▸ **REQUEST**:
Repeat all the material exactly; pictures stay out of your copy.
====
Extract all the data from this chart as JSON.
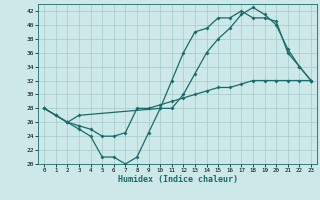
{
  "xlabel": "Humidex (Indice chaleur)",
  "bg_color": "#cce8e8",
  "grid_color": "#aacece",
  "line_color": "#1a6b6b",
  "xlim": [
    -0.5,
    23.5
  ],
  "ylim": [
    20,
    43
  ],
  "yticks": [
    20,
    22,
    24,
    26,
    28,
    30,
    32,
    34,
    36,
    38,
    40,
    42
  ],
  "xticks": [
    0,
    1,
    2,
    3,
    4,
    5,
    6,
    7,
    8,
    9,
    10,
    11,
    12,
    13,
    14,
    15,
    16,
    17,
    18,
    19,
    20,
    21,
    22,
    23
  ],
  "line1_x": [
    0,
    1,
    2,
    3,
    4,
    5,
    6,
    7,
    8,
    9,
    10,
    11,
    12,
    13,
    14,
    15,
    16,
    17,
    18,
    19,
    20,
    21,
    22,
    23
  ],
  "line1_y": [
    28,
    27,
    26,
    25.5,
    25,
    24,
    24,
    24.5,
    28,
    28,
    28.5,
    29,
    29.5,
    30,
    30.5,
    31,
    31,
    31.5,
    32,
    32,
    32,
    32,
    32,
    32
  ],
  "line2_x": [
    0,
    1,
    2,
    3,
    4,
    5,
    6,
    7,
    8,
    9,
    10,
    11,
    12,
    13,
    14,
    15,
    16,
    17,
    18,
    19,
    20,
    21,
    22,
    23
  ],
  "line2_y": [
    28,
    27,
    26,
    25,
    24,
    21,
    21,
    20,
    21,
    24.5,
    28,
    32,
    36,
    39,
    39.5,
    41,
    41,
    42,
    41,
    41,
    40.5,
    36,
    34,
    32
  ],
  "line3_x": [
    0,
    2,
    3,
    10,
    11,
    12,
    13,
    14,
    15,
    16,
    17,
    18,
    19,
    20,
    21,
    22,
    23
  ],
  "line3_y": [
    28,
    26,
    27,
    28,
    28,
    30,
    33,
    36,
    38,
    39.5,
    41.5,
    42.5,
    41.5,
    40,
    36.5,
    34,
    32
  ]
}
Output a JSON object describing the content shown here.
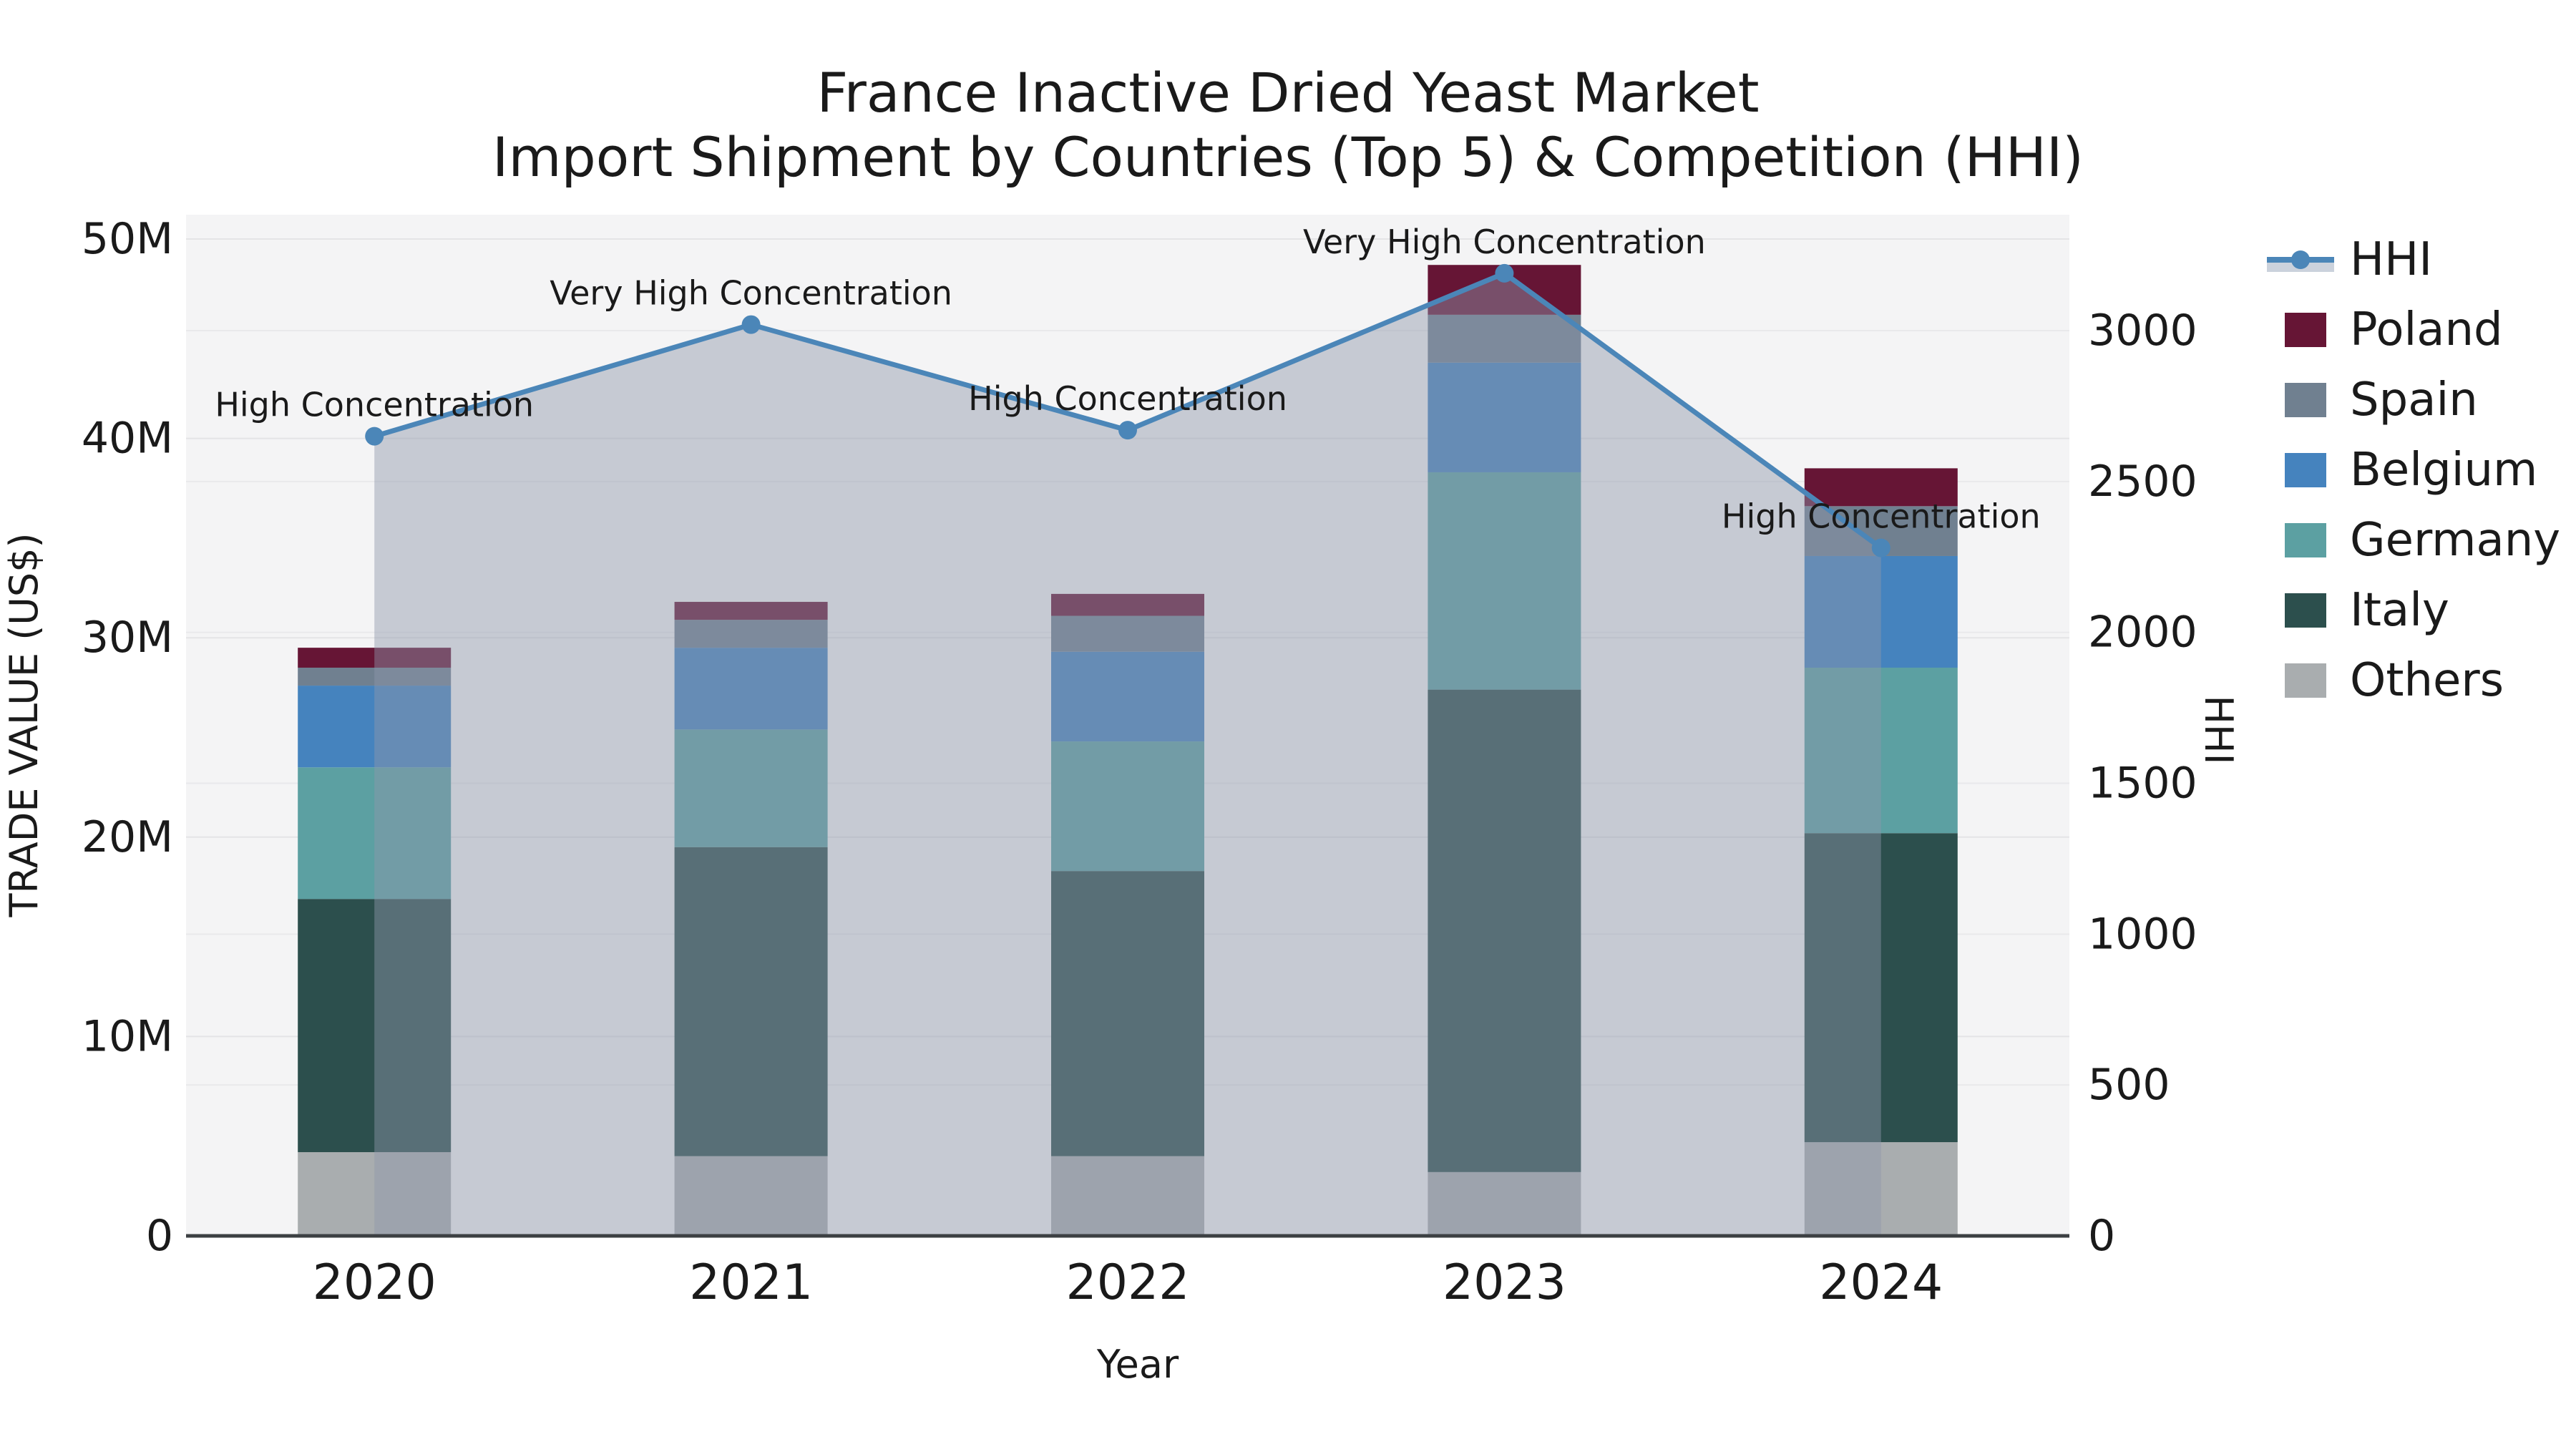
{
  "title": {
    "line1": "France Inactive Dried Yeast Market",
    "line2": "Import Shipment by Countries (Top 5) & Competition (HHI)"
  },
  "axes": {
    "x": {
      "label": "Year",
      "categories": [
        "2020",
        "2021",
        "2022",
        "2023",
        "2024"
      ]
    },
    "y_left": {
      "label": "TRADE VALUE (US$)",
      "tick_labels": [
        "0",
        "10M",
        "20M",
        "30M",
        "40M",
        "50M"
      ],
      "tick_values": [
        0,
        10,
        20,
        30,
        40,
        50
      ],
      "max_millions": 50
    },
    "y_right": {
      "label": "HHI",
      "tick_labels": [
        "0",
        "500",
        "1000",
        "1500",
        "2000",
        "2500",
        "3000"
      ],
      "tick_values": [
        0,
        500,
        1000,
        1500,
        2000,
        2500,
        3000
      ],
      "max": 3000
    }
  },
  "chart_data": {
    "type": "bar",
    "subtype": "stacked-bars-with-secondary-line",
    "unit": "US$ millions",
    "categories": [
      "2020",
      "2021",
      "2022",
      "2023",
      "2024"
    ],
    "series": [
      {
        "name": "Others",
        "color": "#A9ADAF",
        "values": [
          4.2,
          4.0,
          4.0,
          3.2,
          4.7
        ]
      },
      {
        "name": "Italy",
        "color": "#2C4F4D",
        "values": [
          12.7,
          15.5,
          14.3,
          24.2,
          15.5
        ]
      },
      {
        "name": "Germany",
        "color": "#5CA0A2",
        "values": [
          6.6,
          5.9,
          6.5,
          10.9,
          8.3
        ]
      },
      {
        "name": "Belgium",
        "color": "#4583BE",
        "values": [
          4.1,
          4.1,
          4.5,
          5.5,
          5.6
        ]
      },
      {
        "name": "Spain",
        "color": "#708090",
        "values": [
          0.9,
          1.4,
          1.8,
          2.4,
          2.5
        ]
      },
      {
        "name": "Poland",
        "color": "#661535",
        "values": [
          1.0,
          0.9,
          1.1,
          2.5,
          1.9
        ]
      }
    ],
    "bar_totals_millions": [
      29.5,
      31.8,
      32.2,
      48.7,
      38.5
    ],
    "line_series": {
      "name": "HHI",
      "axis": "right",
      "color": "#4B86B8",
      "area_fill_color": "rgba(141,151,170,0.45)",
      "values": [
        2650,
        3020,
        2670,
        3190,
        2280
      ]
    },
    "annotations": [
      {
        "category": "2020",
        "text": "High Concentration"
      },
      {
        "category": "2021",
        "text": "Very High Concentration"
      },
      {
        "category": "2022",
        "text": "High Concentration"
      },
      {
        "category": "2023",
        "text": "Very High Concentration"
      },
      {
        "category": "2024",
        "text": "High Concentration"
      }
    ],
    "ylim_left_millions": [
      0,
      50
    ],
    "ylim_right": [
      0,
      3000
    ],
    "grid": true,
    "legend_position": "right-outside",
    "plot_bg_color": "#F4F4F5",
    "figure_bg_color": "#FFFFFF"
  },
  "legend": {
    "items": [
      {
        "label": "HHI",
        "type": "line",
        "color": "#4B86B8"
      },
      {
        "label": "Poland",
        "type": "square",
        "color": "#661535"
      },
      {
        "label": "Spain",
        "type": "square",
        "color": "#708090"
      },
      {
        "label": "Belgium",
        "type": "square",
        "color": "#4583BE"
      },
      {
        "label": "Germany",
        "type": "square",
        "color": "#5CA0A2"
      },
      {
        "label": "Italy",
        "type": "square",
        "color": "#2C4F4D"
      },
      {
        "label": "Others",
        "type": "square",
        "color": "#A9ADAF"
      }
    ]
  },
  "colors": {
    "grid_left": "#e4e4e6",
    "grid_right": "#e9e9eb",
    "axis_line": "#3c4043",
    "text": "#1a1a1a"
  }
}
====
▸ **TASK RESPONSE**:
Extract all the data from this chart as JSON.
{
  "xlabel": "Humidex (Indice chaleur)",
  "bg_color": "#cce8e8",
  "grid_color": "#aacece",
  "line_color": "#1a6b6b",
  "xlim": [
    -0.5,
    23.5
  ],
  "ylim": [
    20,
    43
  ],
  "yticks": [
    20,
    22,
    24,
    26,
    28,
    30,
    32,
    34,
    36,
    38,
    40,
    42
  ],
  "xticks": [
    0,
    1,
    2,
    3,
    4,
    5,
    6,
    7,
    8,
    9,
    10,
    11,
    12,
    13,
    14,
    15,
    16,
    17,
    18,
    19,
    20,
    21,
    22,
    23
  ],
  "line1_x": [
    0,
    1,
    2,
    3,
    4,
    5,
    6,
    7,
    8,
    9,
    10,
    11,
    12,
    13,
    14,
    15,
    16,
    17,
    18,
    19,
    20,
    21,
    22,
    23
  ],
  "line1_y": [
    28,
    27,
    26,
    25.5,
    25,
    24,
    24,
    24.5,
    28,
    28,
    28.5,
    29,
    29.5,
    30,
    30.5,
    31,
    31,
    31.5,
    32,
    32,
    32,
    32,
    32,
    32
  ],
  "line2_x": [
    0,
    1,
    2,
    3,
    4,
    5,
    6,
    7,
    8,
    9,
    10,
    11,
    12,
    13,
    14,
    15,
    16,
    17,
    18,
    19,
    20,
    21,
    22,
    23
  ],
  "line2_y": [
    28,
    27,
    26,
    25,
    24,
    21,
    21,
    20,
    21,
    24.5,
    28,
    32,
    36,
    39,
    39.5,
    41,
    41,
    42,
    41,
    41,
    40.5,
    36,
    34,
    32
  ],
  "line3_x": [
    0,
    2,
    3,
    10,
    11,
    12,
    13,
    14,
    15,
    16,
    17,
    18,
    19,
    20,
    21,
    22,
    23
  ],
  "line3_y": [
    28,
    26,
    27,
    28,
    28,
    30,
    33,
    36,
    38,
    39.5,
    41.5,
    42.5,
    41.5,
    40,
    36.5,
    34,
    32
  ]
}
Output a JSON object describing the content shown here.
{
  "title": {
    "line1": "France Inactive Dried Yeast Market",
    "line2": "Import Shipment by Countries (Top 5) & Competition (HHI)"
  },
  "axes": {
    "x": {
      "label": "Year",
      "categories": [
        "2020",
        "2021",
        "2022",
        "2023",
        "2024"
      ]
    },
    "y_left": {
      "label": "TRADE VALUE (US$)",
      "tick_labels": [
        "0",
        "10M",
        "20M",
        "30M",
        "40M",
        "50M"
      ],
      "tick_values": [
        0,
        10,
        20,
        30,
        40,
        50
      ],
      "max_millions": 50
    },
    "y_right": {
      "label": "HHI",
      "tick_labels": [
        "0",
        "500",
        "1000",
        "1500",
        "2000",
        "2500",
        "3000"
      ],
      "tick_values": [
        0,
        500,
        1000,
        1500,
        2000,
        2500,
        3000
      ],
      "max": 3000
    }
  },
  "chart_data": {
    "type": "bar",
    "subtype": "stacked-bars-with-secondary-line",
    "unit": "US$ millions",
    "categories": [
      "2020",
      "2021",
      "2022",
      "2023",
      "2024"
    ],
    "series": [
      {
        "name": "Others",
        "color": "#A9ADAF",
        "values": [
          4.2,
          4.0,
          4.0,
          3.2,
          4.7
        ]
      },
      {
        "name": "Italy",
        "color": "#2C4F4D",
        "values": [
          12.7,
          15.5,
          14.3,
          24.2,
          15.5
        ]
      },
      {
        "name": "Germany",
        "color": "#5CA0A2",
        "values": [
          6.6,
          5.9,
          6.5,
          10.9,
          8.3
        ]
      },
      {
        "name": "Belgium",
        "color": "#4583BE",
        "values": [
          4.1,
          4.1,
          4.5,
          5.5,
          5.6
        ]
      },
      {
        "name": "Spain",
        "color": "#708090",
        "values": [
          0.9,
          1.4,
          1.8,
          2.4,
          2.5
        ]
      },
      {
        "name": "Poland",
        "color": "#661535",
        "values": [
          1.0,
          0.9,
          1.1,
          2.5,
          1.9
        ]
      }
    ],
    "bar_totals_millions": [
      29.5,
      31.8,
      32.2,
      48.7,
      38.5
    ],
    "line_series": {
      "name": "HHI",
      "axis": "right",
      "color": "#4B86B8",
      "area_fill_color": "rgba(141,151,170,0.45)",
      "values": [
        2650,
        3020,
        2670,
        3190,
        2280
      ]
    },
    "annotations": [
      {
        "category": "2020",
        "text": "High Concentration"
      },
      {
        "category": "2021",
        "text": "Very High Concentration"
      },
      {
        "category": "2022",
        "text": "High Concentration"
      },
      {
        "category": "2023",
        "text": "Very High Concentration"
      },
      {
        "category": "2024",
        "text": "High Concentration"
      }
    ],
    "ylim_left_millions": [
      0,
      50
    ],
    "ylim_right": [
      0,
      3000
    ],
    "grid": true,
    "legend_position": "right-outside",
    "plot_bg_color": "#F4F4F5",
    "figure_bg_color": "#FFFFFF"
  },
  "legend": {
    "items": [
      {
        "label": "HHI",
        "type": "line",
        "color": "#4B86B8"
      },
      {
        "label": "Poland",
        "type": "square",
        "color": "#661535"
      },
      {
        "label": "Spain",
        "type": "square",
        "color": "#708090"
      },
      {
        "label": "Belgium",
        "type": "square",
        "color": "#4583BE"
      },
      {
        "label": "Germany",
        "type": "square",
        "color": "#5CA0A2"
      },
      {
        "label": "Italy",
        "type": "square",
        "color": "#2C4F4D"
      },
      {
        "label": "Others",
        "type": "square",
        "color": "#A9ADAF"
      }
    ]
  },
  "colors": {
    "grid_left": "#e4e4e6",
    "grid_right": "#e9e9eb",
    "axis_line": "#3c4043",
    "text": "#1a1a1a"
  }
}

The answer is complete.